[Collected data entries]

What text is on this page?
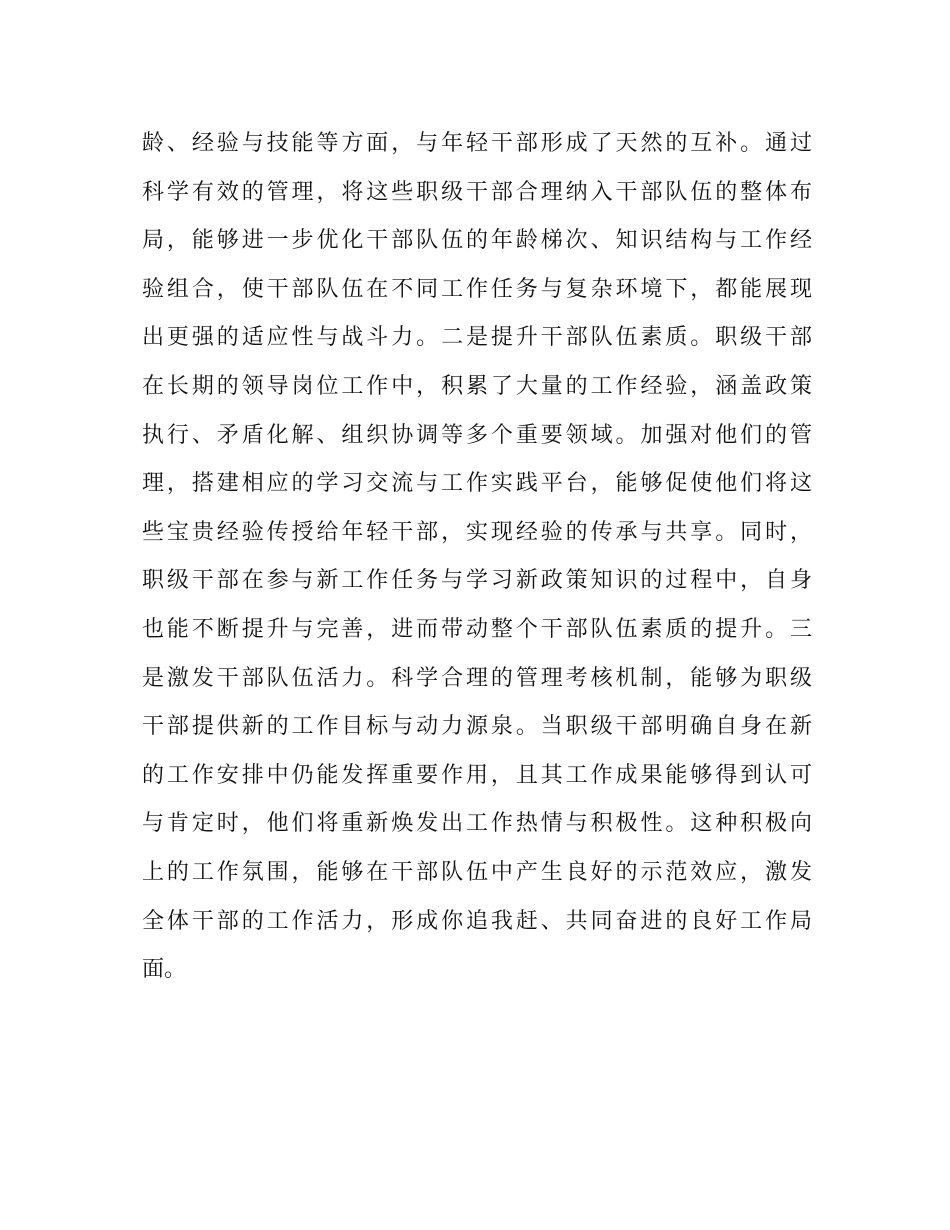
龄、经验与技能等方面，与年轻干部形成了天然的互补。通过
科学有效的管理，将这些职级干部合理纳入干部队伍的整体布
局，能够进一步优化干部队伍的年龄梯次、知识结构与工作经
验组合，使干部队伍在不同工作任务与复杂环境下，都能展现
出更强的适应性与战斗力。二是提升干部队伍素质。职级干部
在长期的领导岗位工作中，积累了大量的工作经验，涵盖政策
执行、矛盾化解、组织协调等多个重要领域。加强对他们的管
理，搭建相应的学习交流与工作实践平台，能够促使他们将这
些宝贵经验传授给年轻干部，实现经验的传承与共享。同时，
职级干部在参与新工作任务与学习新政策知识的过程中，自身
也能不断提升与完善，进而带动整个干部队伍素质的提升。三
是激发干部队伍活力。科学合理的管理考核机制，能够为职级
干部提供新的工作目标与动力源泉。当职级干部明确自身在新
的工作安排中仍能发挥重要作用，且其工作成果能够得到认可
与肯定时，他们将重新焕发出工作热情与积极性。这种积极向
上的工作氛围，能够在干部队伍中产生良好的示范效应，激发
全体干部的工作活力，形成你追我赶、共同奋进的良好工作局
面。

> **WORK TO DO**: Your task is to transcribe all of the records precisely, with no images included.

> **ANSWER FOR THIS EXERCISE**:
What text is on this page?
龄、经验与技能等方面，与年轻干部形成了天然的互补。通过
科学有效的管理，将这些职级干部合理纳入干部队伍的整体布
局，能够进一步优化干部队伍的年龄梯次、知识结构与工作经
验组合，使干部队伍在不同工作任务与复杂环境下，都能展现
出更强的适应性与战斗力。二是提升干部队伍素质。职级干部
在长期的领导岗位工作中，积累了大量的工作经验，涵盖政策
执行、矛盾化解、组织协调等多个重要领域。加强对他们的管
理，搭建相应的学习交流与工作实践平台，能够促使他们将这
些宝贵经验传授给年轻干部，实现经验的传承与共享。同时，
职级干部在参与新工作任务与学习新政策知识的过程中，自身
也能不断提升与完善，进而带动整个干部队伍素质的提升。三
是激发干部队伍活力。科学合理的管理考核机制，能够为职级
干部提供新的工作目标与动力源泉。当职级干部明确自身在新
的工作安排中仍能发挥重要作用，且其工作成果能够得到认可
与肯定时，他们将重新焕发出工作热情与积极性。这种积极向
上的工作氛围，能够在干部队伍中产生良好的示范效应，激发
全体干部的工作活力，形成你追我赶、共同奋进的良好工作局
面。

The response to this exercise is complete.